**Stated task**
Return the full material exactly.
START Material for this task
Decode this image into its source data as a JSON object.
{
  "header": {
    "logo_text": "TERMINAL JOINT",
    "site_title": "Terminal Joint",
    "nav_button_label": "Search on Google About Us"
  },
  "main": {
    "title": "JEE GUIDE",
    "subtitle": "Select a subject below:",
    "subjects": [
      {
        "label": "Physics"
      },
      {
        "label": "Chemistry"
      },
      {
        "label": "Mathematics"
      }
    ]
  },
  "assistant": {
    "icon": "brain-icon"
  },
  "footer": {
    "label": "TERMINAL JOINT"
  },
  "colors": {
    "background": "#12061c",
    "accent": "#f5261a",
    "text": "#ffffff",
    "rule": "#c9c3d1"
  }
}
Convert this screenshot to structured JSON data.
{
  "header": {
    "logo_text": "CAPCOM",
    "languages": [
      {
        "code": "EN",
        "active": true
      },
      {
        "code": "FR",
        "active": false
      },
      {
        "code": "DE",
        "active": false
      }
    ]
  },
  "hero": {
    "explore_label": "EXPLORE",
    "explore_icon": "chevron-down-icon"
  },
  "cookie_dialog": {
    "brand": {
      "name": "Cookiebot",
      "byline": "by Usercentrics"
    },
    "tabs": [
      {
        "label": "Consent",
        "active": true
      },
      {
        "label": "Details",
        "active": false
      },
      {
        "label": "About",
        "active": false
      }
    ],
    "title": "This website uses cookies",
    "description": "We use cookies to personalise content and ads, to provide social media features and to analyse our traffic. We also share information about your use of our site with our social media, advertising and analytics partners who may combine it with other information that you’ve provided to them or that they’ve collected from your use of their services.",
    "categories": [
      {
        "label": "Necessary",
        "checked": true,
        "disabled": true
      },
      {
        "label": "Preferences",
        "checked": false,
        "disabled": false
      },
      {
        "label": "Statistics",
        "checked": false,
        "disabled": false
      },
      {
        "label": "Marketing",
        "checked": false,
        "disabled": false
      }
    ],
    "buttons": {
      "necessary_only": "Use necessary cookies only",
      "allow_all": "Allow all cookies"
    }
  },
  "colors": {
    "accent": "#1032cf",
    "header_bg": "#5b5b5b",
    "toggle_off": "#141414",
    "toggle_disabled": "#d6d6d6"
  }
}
END Material for this task
**Answer to the task**
Decode this image into its source data as a JSON object.
{
  "header": {
    "logo_text": "TERMINAL JOINT",
    "site_title": "Terminal Joint",
    "nav_button_label": "Search on Google About Us"
  },
  "main": {
    "title": "JEE GUIDE",
    "subtitle": "Select a subject below:",
    "subjects": [
      {
        "label": "Physics"
      },
      {
        "label": "Chemistry"
      },
      {
        "label": "Mathematics"
      }
    ]
  },
  "assistant": {
    "icon": "brain-icon"
  },
  "footer": {
    "label": "TERMINAL JOINT"
  },
  "colors": {
    "background": "#12061c",
    "accent": "#f5261a",
    "text": "#ffffff",
    "rule": "#c9c3d1"
  }
}
Convert this screenshot to structured JSON data.
{
  "header": {
    "logo_text": "CAPCOM",
    "languages": [
      {
        "code": "EN",
        "active": true
      },
      {
        "code": "FR",
        "active": false
      },
      {
        "code": "DE",
        "active": false
      }
    ]
  },
  "hero": {
    "explore_label": "EXPLORE",
    "explore_icon": "chevron-down-icon"
  },
  "cookie_dialog": {
    "brand": {
      "name": "Cookiebot",
      "byline": "by Usercentrics"
    },
    "tabs": [
      {
        "label": "Consent",
        "active": true
      },
      {
        "label": "Details",
        "active": false
      },
      {
        "label": "About",
        "active": false
      }
    ],
    "title": "This website uses cookies",
    "description": "We use cookies to personalise content and ads, to provide social media features and to analyse our traffic. We also share information about your use of our site with our social media, advertising and analytics partners who may combine it with other information that you’ve provided to them or that they’ve collected from your use of their services.",
    "categories": [
      {
        "label": "Necessary",
        "checked": true,
        "disabled": true
      },
      {
        "label": "Preferences",
        "checked": false,
        "disabled": false
      },
      {
        "label": "Statistics",
        "checked": false,
        "disabled": false
      },
      {
        "label": "Marketing",
        "checked": false,
        "disabled": false
      }
    ],
    "buttons": {
      "necessary_only": "Use necessary cookies only",
      "allow_all": "Allow all cookies"
    }
  },
  "colors": {
    "accent": "#1032cf",
    "header_bg": "#5b5b5b",
    "toggle_off": "#141414",
    "toggle_disabled": "#d6d6d6"
  }
}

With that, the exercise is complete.